_Your goal_
Arrange everything in the records below from the line containing "item-2-para: The condensate" down to the line containing "reloc-2: 2. Remove", both of those lines included, as a numbered list with blank lines left out.

_Provided data_
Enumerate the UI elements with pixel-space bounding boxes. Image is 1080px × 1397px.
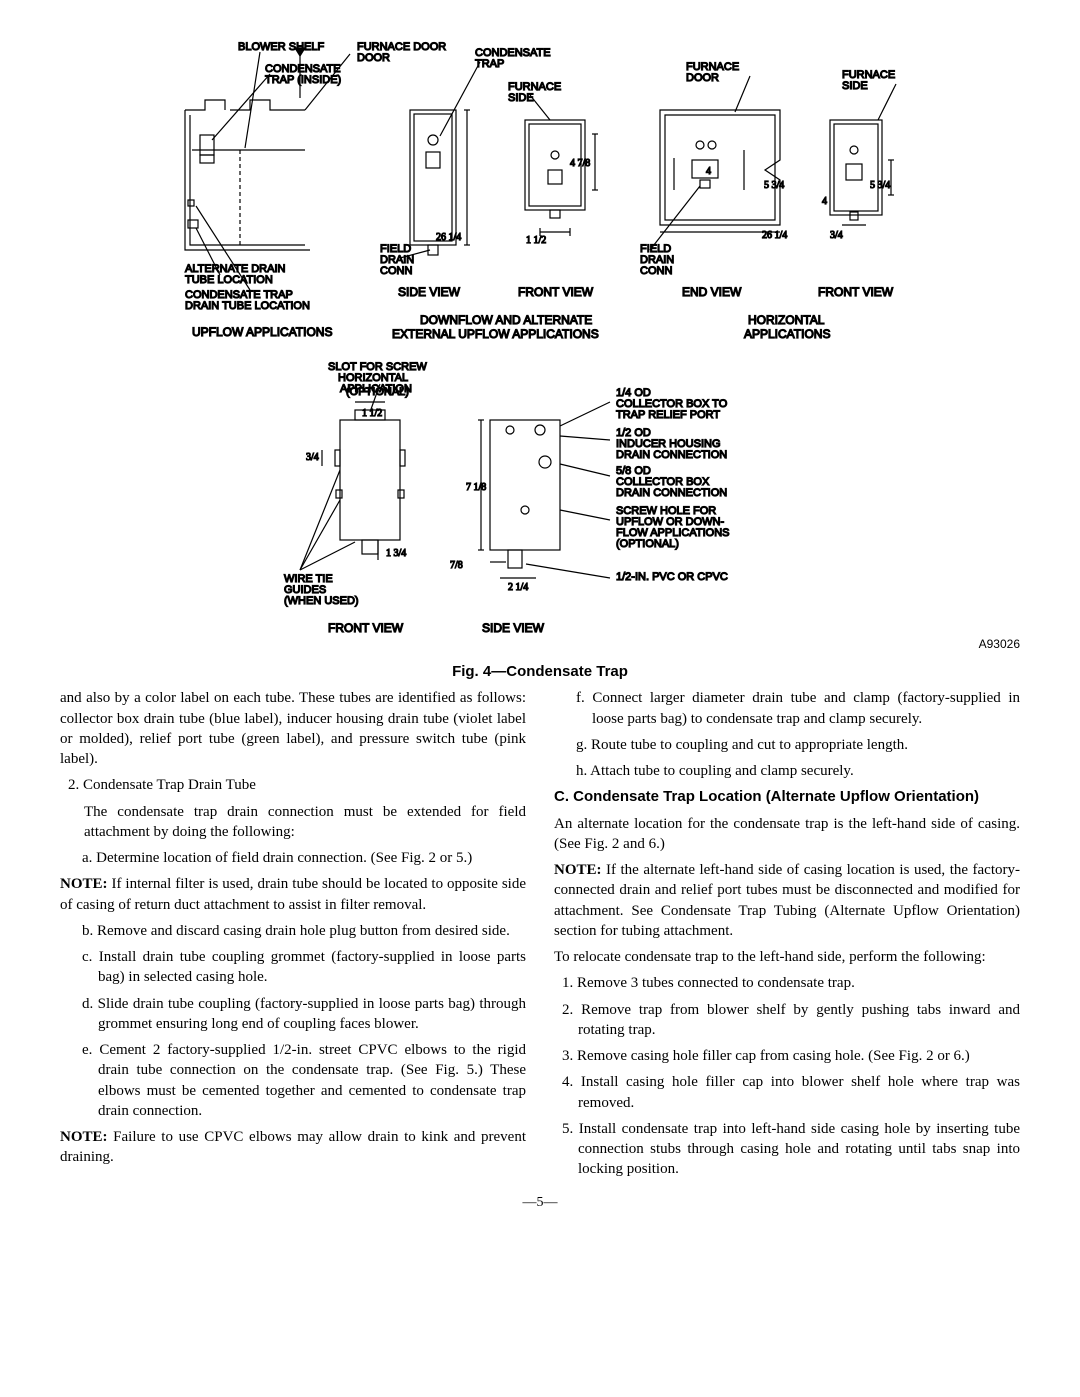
item-2-para: The condensate trap drain connection mus… xyxy=(60,802,526,843)
lbl-downflow-apps-2: EXTERNAL UPFLOW APPLICATIONS xyxy=(392,327,599,341)
lbl-blower-shelf: BLOWER SHELF xyxy=(238,41,324,53)
dim-hf-4: 4 xyxy=(822,196,827,207)
reloc-2: 2. Remove trap from blower shelf by gent… xyxy=(554,1000,1020,1041)
lbl-side-view-1: SIDE VIEW xyxy=(398,285,461,299)
lbl-front-view-2: FRONT VIEW xyxy=(818,285,894,299)
reloc-5: 5. Install condensate trap into left-han… xyxy=(554,1119,1020,1180)
dim-hf-5-3-4: 5 3/4 xyxy=(870,180,890,191)
note-2: NOTE: Failure to use CPVC elbows may all… xyxy=(60,1127,526,1168)
section-c-p2: To relocate condensate trap to the left-… xyxy=(554,947,1020,967)
step-e: e. Cement 2 factory-supplied 1/2-in. str… xyxy=(60,1040,526,1121)
downflow-block xyxy=(400,62,598,258)
lbl-downflow-apps-1: DOWNFLOW AND ALTERNATE xyxy=(420,313,592,327)
body-text: and also by a color label on each tube. … xyxy=(60,688,1020,1179)
lbl-p4d: (OPTIONAL) xyxy=(616,538,679,550)
step-b: b. Remove and discard casing drain hole … xyxy=(60,921,526,941)
lbl-trap-side-view: SIDE VIEW xyxy=(482,621,545,635)
svg-text:TRAP: TRAP xyxy=(475,58,504,70)
note-3-text: If the alternate left-hand side of casin… xyxy=(554,862,1020,939)
bottom-diagram-row: SLOT FOR SCREW HORIZONTAL APPLICATION (O… xyxy=(220,360,860,660)
lbl-p1c: TRAP RELIEF PORT xyxy=(616,409,720,421)
dim-1-1-2: 1 1/2 xyxy=(526,235,546,246)
lbl-end-view: END VIEW xyxy=(682,285,742,299)
dim-hf-3-4: 3/4 xyxy=(830,230,843,241)
note-3: NOTE: If the alternate left-hand side of… xyxy=(554,860,1020,941)
dim-4-7-8: 4 7/8 xyxy=(570,158,590,169)
lbl-upflow-apps: UPFLOW APPLICATIONS xyxy=(192,325,332,339)
dim-ts-7-8: 7/8 xyxy=(450,560,463,571)
figure-4-diagram: BLOWER SHELF FURNACE DOOR DOOR CONDENSAT… xyxy=(60,40,1020,660)
dim-h-26-1-4: 26 1/4 xyxy=(762,230,787,241)
section-c-head: C. Condensate Trap Location (Alternate U… xyxy=(554,787,1020,807)
figure-doc-code: A93026 xyxy=(60,636,1020,652)
svg-text:DRAIN TUBE LOCATION: DRAIN TUBE LOCATION xyxy=(185,300,310,312)
lbl-horiz-apps-2: APPLICATIONS xyxy=(744,327,830,341)
reloc-1: 1. Remove 3 tubes connected to condensat… xyxy=(554,973,1020,993)
lbl-p3c: DRAIN CONNECTION xyxy=(616,487,727,499)
note-1: NOTE: If internal filter is used, drain … xyxy=(60,874,526,915)
step-a: a. Determine location of field drain con… xyxy=(60,848,526,868)
dim-tf-1-3-4: 1 3/4 xyxy=(386,548,406,559)
dim-ts-7-1-8: 7 1/8 xyxy=(466,482,486,493)
svg-text:TUBE LOCATION: TUBE LOCATION xyxy=(185,274,273,286)
lbl-horiz-apps-1: HORIZONTAL xyxy=(748,313,825,327)
step-h: h. Attach tube to coupling and clamp sec… xyxy=(554,761,1020,781)
reloc-3: 3. Remove casing hole filler cap from ca… xyxy=(554,1046,1020,1066)
svg-text:SIDE: SIDE xyxy=(842,80,868,92)
top-diagram-row: BLOWER SHELF FURNACE DOOR DOOR CONDENSAT… xyxy=(130,40,950,360)
svg-text:(OPTIONAL): (OPTIONAL) xyxy=(346,386,409,398)
page-number: —5— xyxy=(60,1194,1020,1213)
svg-text:CONN: CONN xyxy=(380,265,412,277)
note-1-text: If internal filter is used, drain tube s… xyxy=(60,876,526,912)
note-2-text: Failure to use CPVC elbows may allow dra… xyxy=(60,1129,526,1165)
dim-tf-3-4: 3/4 xyxy=(306,452,319,463)
dim-ts-2-1-4: 2 1/4 xyxy=(508,582,528,593)
horizontal-block xyxy=(650,76,896,250)
section-c-p1: An alternate location for the condensate… xyxy=(554,814,1020,855)
dim-26-1-4: 26 1/4 xyxy=(436,232,461,243)
reloc-4: 4. Install casing hole filler cap into b… xyxy=(554,1072,1020,1113)
figure-caption: Fig. 4—Condensate Trap xyxy=(60,662,1020,682)
step-c: c. Install drain tube coupling grommet (… xyxy=(60,947,526,988)
lbl-p5: 1/2-IN. PVC OR CPVC xyxy=(616,571,728,583)
dim-h-5-3-4: 5 3/4 xyxy=(764,180,784,191)
lbl-wiretie-3: (WHEN USED) xyxy=(284,595,359,607)
svg-text:CONN: CONN xyxy=(640,265,672,277)
lbl-trap-front-view: FRONT VIEW xyxy=(328,621,404,635)
lbl-front-view-1: FRONT VIEW xyxy=(518,285,594,299)
lbl-p2c: DRAIN CONNECTION xyxy=(616,449,727,461)
svg-text:TRAP (INSIDE): TRAP (INSIDE) xyxy=(265,74,341,86)
item-2-head: 2. Condensate Trap Drain Tube xyxy=(60,775,526,795)
step-g: g. Route tube to coupling and cut to app… xyxy=(554,735,1020,755)
dim-h-4: 4 xyxy=(706,166,711,177)
intro-para: and also by a color label on each tube. … xyxy=(60,688,526,769)
trap-front xyxy=(300,384,405,570)
svg-text:SIDE: SIDE xyxy=(508,92,534,104)
trap-side xyxy=(478,402,610,578)
step-f: f. Connect larger diameter drain tube an… xyxy=(554,688,1020,729)
svg-text:DOOR: DOOR xyxy=(357,52,390,64)
step-d: d. Slide drain tube coupling (factory-su… xyxy=(60,994,526,1035)
dim-tf-1-1-2: 1 1/2 xyxy=(362,408,382,419)
svg-text:DOOR: DOOR xyxy=(686,72,719,84)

_Task result_
1. item-2-para: The condensate trap drain connection mus… xyxy=(60,802,526,843)
2. lbl-downflow-apps-2: EXTERNAL UPFLOW APPLICATIONS xyxy=(392,327,599,341)
3. lbl-blower-shelf: BLOWER SHELF xyxy=(238,41,324,53)
4. dim-hf-4: 4 xyxy=(822,196,827,207)
5. reloc-2: 2. Remove trap from blower shelf by gent… xyxy=(554,1000,1020,1041)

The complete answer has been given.